[Extracted records]
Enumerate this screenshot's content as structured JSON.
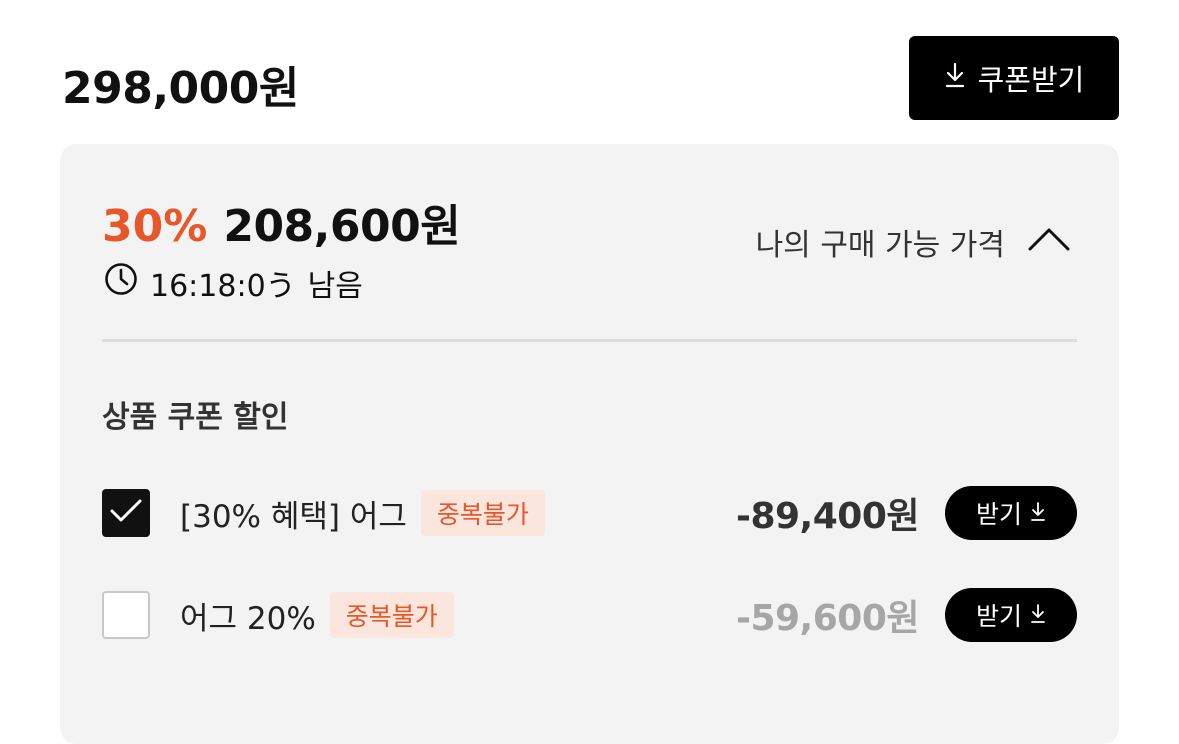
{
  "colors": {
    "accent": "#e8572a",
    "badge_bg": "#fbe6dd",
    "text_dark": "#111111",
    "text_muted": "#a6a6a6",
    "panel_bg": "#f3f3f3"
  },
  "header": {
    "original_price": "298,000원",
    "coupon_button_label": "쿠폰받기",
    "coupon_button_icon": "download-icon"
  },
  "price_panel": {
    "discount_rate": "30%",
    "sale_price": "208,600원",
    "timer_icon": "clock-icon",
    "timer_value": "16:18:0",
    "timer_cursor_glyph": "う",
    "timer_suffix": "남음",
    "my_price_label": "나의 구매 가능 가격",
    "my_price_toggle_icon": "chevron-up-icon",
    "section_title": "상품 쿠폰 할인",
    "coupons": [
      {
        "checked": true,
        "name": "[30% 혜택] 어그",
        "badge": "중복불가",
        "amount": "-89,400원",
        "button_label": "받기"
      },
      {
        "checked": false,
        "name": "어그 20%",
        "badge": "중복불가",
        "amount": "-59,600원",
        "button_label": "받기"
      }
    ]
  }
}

---

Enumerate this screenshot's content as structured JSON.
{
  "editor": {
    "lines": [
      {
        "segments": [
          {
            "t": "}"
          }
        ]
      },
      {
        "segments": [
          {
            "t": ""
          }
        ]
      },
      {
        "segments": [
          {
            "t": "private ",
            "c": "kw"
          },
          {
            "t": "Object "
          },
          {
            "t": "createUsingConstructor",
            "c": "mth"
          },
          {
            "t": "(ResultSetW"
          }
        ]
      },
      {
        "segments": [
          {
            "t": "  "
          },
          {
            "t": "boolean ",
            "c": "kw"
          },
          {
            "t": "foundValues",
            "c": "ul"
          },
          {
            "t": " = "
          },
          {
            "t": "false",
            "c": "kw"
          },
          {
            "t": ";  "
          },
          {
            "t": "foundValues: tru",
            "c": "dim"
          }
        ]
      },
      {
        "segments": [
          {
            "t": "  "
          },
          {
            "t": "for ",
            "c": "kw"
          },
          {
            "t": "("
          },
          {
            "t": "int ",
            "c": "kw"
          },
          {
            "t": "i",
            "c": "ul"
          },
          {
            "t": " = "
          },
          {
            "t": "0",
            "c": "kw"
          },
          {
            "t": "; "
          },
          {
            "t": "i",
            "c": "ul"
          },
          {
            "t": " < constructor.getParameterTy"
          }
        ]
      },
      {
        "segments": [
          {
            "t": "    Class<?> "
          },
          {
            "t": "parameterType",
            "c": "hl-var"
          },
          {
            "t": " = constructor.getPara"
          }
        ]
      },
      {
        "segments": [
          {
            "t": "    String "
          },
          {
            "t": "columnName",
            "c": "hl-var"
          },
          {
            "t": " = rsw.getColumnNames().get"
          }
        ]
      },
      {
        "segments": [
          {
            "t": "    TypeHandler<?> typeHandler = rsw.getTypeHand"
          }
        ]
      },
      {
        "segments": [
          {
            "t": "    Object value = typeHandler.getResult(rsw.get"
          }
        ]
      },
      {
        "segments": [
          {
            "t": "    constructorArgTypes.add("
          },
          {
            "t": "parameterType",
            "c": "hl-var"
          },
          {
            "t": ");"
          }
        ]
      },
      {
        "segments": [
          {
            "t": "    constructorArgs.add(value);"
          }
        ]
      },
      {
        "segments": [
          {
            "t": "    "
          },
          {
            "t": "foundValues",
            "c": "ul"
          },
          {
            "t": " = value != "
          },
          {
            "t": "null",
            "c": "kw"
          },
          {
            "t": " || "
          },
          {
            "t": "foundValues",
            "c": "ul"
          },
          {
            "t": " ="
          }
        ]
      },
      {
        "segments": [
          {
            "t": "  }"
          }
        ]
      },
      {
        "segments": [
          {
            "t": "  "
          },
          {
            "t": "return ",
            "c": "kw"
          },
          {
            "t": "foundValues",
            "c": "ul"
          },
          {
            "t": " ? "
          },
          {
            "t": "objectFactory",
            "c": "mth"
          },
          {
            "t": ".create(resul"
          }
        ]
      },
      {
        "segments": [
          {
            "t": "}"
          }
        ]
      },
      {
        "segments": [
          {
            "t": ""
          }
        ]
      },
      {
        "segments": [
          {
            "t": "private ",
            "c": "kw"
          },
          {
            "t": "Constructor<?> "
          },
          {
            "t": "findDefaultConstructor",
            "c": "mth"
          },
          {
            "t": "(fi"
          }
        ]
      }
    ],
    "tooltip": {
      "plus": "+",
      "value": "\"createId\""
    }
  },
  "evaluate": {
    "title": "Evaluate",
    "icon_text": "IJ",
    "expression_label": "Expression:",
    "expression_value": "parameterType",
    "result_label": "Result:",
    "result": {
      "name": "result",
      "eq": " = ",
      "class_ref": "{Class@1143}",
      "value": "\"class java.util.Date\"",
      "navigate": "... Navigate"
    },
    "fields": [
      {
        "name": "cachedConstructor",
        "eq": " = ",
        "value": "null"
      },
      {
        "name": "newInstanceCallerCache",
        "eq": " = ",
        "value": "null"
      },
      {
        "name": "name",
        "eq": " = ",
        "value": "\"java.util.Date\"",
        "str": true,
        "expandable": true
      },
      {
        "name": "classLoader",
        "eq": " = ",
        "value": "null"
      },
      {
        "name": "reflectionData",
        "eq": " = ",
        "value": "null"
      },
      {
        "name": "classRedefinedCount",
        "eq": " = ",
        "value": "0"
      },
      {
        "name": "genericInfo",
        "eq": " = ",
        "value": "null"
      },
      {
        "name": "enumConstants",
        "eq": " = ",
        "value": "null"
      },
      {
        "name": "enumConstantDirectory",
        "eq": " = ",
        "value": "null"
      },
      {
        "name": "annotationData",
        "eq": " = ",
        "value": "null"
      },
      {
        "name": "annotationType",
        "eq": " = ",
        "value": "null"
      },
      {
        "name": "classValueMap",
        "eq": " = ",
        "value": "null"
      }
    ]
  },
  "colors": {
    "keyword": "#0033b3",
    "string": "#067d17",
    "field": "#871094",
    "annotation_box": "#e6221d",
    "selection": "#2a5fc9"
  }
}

## Task to complete:
Copy out each line of the records that holds the string "Date".

## Written reply:
      "value": "\"class java.util.Date\"",
        "value": "\"java.util.Date\"",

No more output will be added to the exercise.